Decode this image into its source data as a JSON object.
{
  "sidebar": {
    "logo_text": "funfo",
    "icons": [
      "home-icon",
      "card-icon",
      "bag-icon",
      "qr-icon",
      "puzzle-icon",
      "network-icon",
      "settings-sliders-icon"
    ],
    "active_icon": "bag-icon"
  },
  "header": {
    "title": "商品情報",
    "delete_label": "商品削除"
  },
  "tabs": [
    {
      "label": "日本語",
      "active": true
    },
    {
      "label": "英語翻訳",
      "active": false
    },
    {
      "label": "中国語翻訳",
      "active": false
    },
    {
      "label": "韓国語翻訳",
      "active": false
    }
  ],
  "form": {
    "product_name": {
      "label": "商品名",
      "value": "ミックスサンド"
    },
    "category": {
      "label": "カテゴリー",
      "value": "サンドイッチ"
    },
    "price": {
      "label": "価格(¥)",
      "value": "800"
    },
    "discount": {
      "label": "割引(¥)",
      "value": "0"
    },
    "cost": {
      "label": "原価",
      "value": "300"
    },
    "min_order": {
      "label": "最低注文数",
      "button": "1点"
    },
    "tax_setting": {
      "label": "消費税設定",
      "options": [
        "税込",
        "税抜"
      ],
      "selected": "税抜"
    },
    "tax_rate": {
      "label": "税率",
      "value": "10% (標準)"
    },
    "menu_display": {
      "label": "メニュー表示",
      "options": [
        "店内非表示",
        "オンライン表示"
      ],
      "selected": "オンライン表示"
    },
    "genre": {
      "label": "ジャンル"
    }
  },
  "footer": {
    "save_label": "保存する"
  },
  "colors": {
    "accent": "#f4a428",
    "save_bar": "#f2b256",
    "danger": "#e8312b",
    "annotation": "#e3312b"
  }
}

*****

* What the exercise asks: Return every record, word for word.

* Reply to the exercise:
Decode this image into its source data as a JSON object.
{
  "sidebar": {
    "logo_text": "funfo",
    "icons": [
      "home-icon",
      "card-icon",
      "bag-icon",
      "qr-icon",
      "puzzle-icon",
      "network-icon",
      "settings-sliders-icon"
    ],
    "active_icon": "bag-icon"
  },
  "header": {
    "title": "商品情報",
    "delete_label": "商品削除"
  },
  "tabs": [
    {
      "label": "日本語",
      "active": true
    },
    {
      "label": "英語翻訳",
      "active": false
    },
    {
      "label": "中国語翻訳",
      "active": false
    },
    {
      "label": "韓国語翻訳",
      "active": false
    }
  ],
  "form": {
    "product_name": {
      "label": "商品名",
      "value": "ミックスサンド"
    },
    "category": {
      "label": "カテゴリー",
      "value": "サンドイッチ"
    },
    "price": {
      "label": "価格(¥)",
      "value": "800"
    },
    "discount": {
      "label": "割引(¥)",
      "value": "0"
    },
    "cost": {
      "label": "原価",
      "value": "300"
    },
    "min_order": {
      "label": "最低注文数",
      "button": "1点"
    },
    "tax_setting": {
      "label": "消費税設定",
      "options": [
        "税込",
        "税抜"
      ],
      "selected": "税抜"
    },
    "tax_rate": {
      "label": "税率",
      "value": "10% (標準)"
    },
    "menu_display": {
      "label": "メニュー表示",
      "options": [
        "店内非表示",
        "オンライン表示"
      ],
      "selected": "オンライン表示"
    },
    "genre": {
      "label": "ジャンル"
    }
  },
  "footer": {
    "save_label": "保存する"
  },
  "colors": {
    "accent": "#f4a428",
    "save_bar": "#f2b256",
    "danger": "#e8312b",
    "annotation": "#e3312b"
  }
}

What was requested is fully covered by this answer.